-------- TEXTO DEL EJERCICIO --------

Precisamente por ello, el ordenamiento jurídico ha evolucionado hacia mecanismos de protección cada vez más exigentes. Un ejemplo claro es la Ley de Etiquetado de Alimentos, que establece importantes restricciones a las estrategias promocionales dirigidas a menores de edad. Actualmente, la normativa prohíbe incorporar juguetes, premios, incentivos promocionales o cualquier otro mecanismo destinado a atraer la atención de niños y adolescentes en alimentos que presenten sellos de advertencia nutricional y cuya publicidad se encuentre orientada a menores de 14 años, motivo pro el cual, ya no podemos adquirir los famosos y nostálgicos Huevos con sorpresa, o para quienes somos más antiguos, el cofre misterioso de COPEC de los años noventa. La finalidad de esta regulación es evitar que la decisión de consumo de productos altos en azúcares, grasas saturadas, sodio o calorías se vea influenciada por la expectativa de obtener un premio, privilegiando así criterios de salud y bienestar por sobre incentivos puramente comerciales.

Por esta razón, uno de los principales consejos para los padres y apoderados es adquirir productos en el comercio establecido y exigir información clara, veraz y oportuna. Los productos destinados a niños deben contar con certificaciones que acrediten el cumplimiento de los estándares de seguridad exigidos por la normativa vigente. Si un producto carece de etiquetado adecuado, información sobre su fabricante o importador, instrucciones de uso o advertencias de seguridad, estamos frente a una señal de alerta que no debería ser ignorada.

-------- DATOS DE ENTRADA --------

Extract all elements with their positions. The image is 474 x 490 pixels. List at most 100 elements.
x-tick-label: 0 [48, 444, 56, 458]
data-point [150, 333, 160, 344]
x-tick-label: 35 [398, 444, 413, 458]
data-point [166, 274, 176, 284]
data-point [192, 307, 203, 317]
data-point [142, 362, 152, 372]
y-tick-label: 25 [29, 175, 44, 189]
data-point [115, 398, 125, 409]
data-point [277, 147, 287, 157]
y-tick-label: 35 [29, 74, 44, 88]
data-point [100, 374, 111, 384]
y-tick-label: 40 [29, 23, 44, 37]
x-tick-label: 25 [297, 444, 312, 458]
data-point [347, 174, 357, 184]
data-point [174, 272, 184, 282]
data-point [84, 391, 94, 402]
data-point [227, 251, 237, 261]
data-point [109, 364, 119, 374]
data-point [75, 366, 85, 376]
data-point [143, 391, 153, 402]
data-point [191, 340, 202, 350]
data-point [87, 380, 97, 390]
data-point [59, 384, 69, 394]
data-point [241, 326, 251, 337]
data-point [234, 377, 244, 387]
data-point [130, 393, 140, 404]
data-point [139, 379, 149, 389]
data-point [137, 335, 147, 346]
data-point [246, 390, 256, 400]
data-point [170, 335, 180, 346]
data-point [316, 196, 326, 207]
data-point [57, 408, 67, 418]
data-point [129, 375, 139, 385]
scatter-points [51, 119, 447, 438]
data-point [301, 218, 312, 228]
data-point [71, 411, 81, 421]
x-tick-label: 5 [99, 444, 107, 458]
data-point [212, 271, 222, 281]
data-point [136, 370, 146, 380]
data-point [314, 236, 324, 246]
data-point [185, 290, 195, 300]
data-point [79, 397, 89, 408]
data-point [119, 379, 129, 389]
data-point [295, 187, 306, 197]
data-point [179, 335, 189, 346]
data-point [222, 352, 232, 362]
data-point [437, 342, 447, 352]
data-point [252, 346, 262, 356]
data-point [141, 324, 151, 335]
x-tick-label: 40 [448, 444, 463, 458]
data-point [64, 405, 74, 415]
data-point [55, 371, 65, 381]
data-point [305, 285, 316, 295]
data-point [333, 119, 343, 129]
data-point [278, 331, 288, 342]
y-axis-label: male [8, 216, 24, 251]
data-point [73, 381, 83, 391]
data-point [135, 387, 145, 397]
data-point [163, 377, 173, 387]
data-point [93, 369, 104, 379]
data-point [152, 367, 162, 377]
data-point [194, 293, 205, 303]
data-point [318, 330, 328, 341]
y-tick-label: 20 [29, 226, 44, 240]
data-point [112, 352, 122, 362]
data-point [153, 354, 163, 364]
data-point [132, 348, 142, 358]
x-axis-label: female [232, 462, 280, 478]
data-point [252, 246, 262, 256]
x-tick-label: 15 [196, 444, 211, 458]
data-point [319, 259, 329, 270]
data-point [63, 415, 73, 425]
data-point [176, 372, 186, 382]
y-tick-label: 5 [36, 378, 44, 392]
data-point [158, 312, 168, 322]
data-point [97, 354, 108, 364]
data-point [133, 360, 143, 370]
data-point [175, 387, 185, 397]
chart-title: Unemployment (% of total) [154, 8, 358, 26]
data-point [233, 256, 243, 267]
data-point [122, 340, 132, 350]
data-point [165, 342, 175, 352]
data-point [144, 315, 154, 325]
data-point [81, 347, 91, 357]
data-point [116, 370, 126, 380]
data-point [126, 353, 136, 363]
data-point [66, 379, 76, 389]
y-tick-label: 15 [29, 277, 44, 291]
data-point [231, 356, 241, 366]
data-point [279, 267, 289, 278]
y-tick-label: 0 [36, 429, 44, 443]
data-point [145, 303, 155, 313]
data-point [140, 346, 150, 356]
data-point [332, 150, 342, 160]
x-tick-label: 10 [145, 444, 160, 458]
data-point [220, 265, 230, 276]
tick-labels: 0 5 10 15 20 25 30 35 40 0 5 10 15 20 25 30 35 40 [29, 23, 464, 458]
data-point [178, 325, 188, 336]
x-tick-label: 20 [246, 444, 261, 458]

--------

## POR HACER:
1. Según el texto sobre la Ley de Etiquetado de Alimentos, ¿a menores de qué edad debe estar dirigida la publicidad para que se prohíba incluir juguetes o premios?
2. Sigue escribiendo el texto sobre la protección de los niños como consumidores desde donde termina.

## RESPUESTAS POR TAREA:
1. A menores de 14 años.

2.
Otro aspecto relevante dice relación con las compras por internet. Si bien el comercio electrónico ofrece comodidad y una gran variedad de alternativas, también exige mayores niveles de precaución por parte de los consumidores, por lo que antes de efectuar una compra, resulta siempre recomendable verificar la identidad del proveedor, revisar su reputación y confirmar que el producto cumple con la normativa aplicable en Chile e incluso, extremar las medidas de seguridad cibernética para realizar la compra digital. La ausencia de información sobre certificaciones o estándares de seguridad debiese motivar al consumidor a buscar alternativas que otorguen mayores garantías.

Por su parte, tratándose de productos eléctricos, estos merecen una atención especial. En Chile, todo producto que implique conexión al sistema eléctrico, tales como scooters o patinetas eléctricas, cargadores, lámparas infantiles, consolas de videojuegos y otros dispositivos similares, debe contar con las certificaciones exigidas por la Superintendencia de Electricidad y Combustibles (SEC). Un producto que no ha sido debidamente certificado puede provocar cortocircuitos, sobrecalentamientos, quemaduras o incluso incendios, generando riesgos que la regulación precisamente busca prevenir.

En cuanto a la seguridad, también implica para el consumidor mantenerse informado. Los defectos de un producto no siempre son detectados al momento de su comercialización dado que, en muchos casos, estos se identifican una vez que el producto ya se encuentra distribuido entre los consumidores. Para tales situaciones, existen mecanismos de alerta, retiro del mercado y campañas de reparación o reemplazo, destinadas a prevenir daños futuros. En este ámbito, el Servicio Nacional del Consumidor (SERNAC) desempeña una función especialmente relevante al divulgar alertas de seguridad respecto de productos potencialmente peligrosos y coordinar acciones preventivas con proveedores y autoridades sectoriales, por lo que el llamado es estar alerta, revisando constantemente la página web del SERNAC.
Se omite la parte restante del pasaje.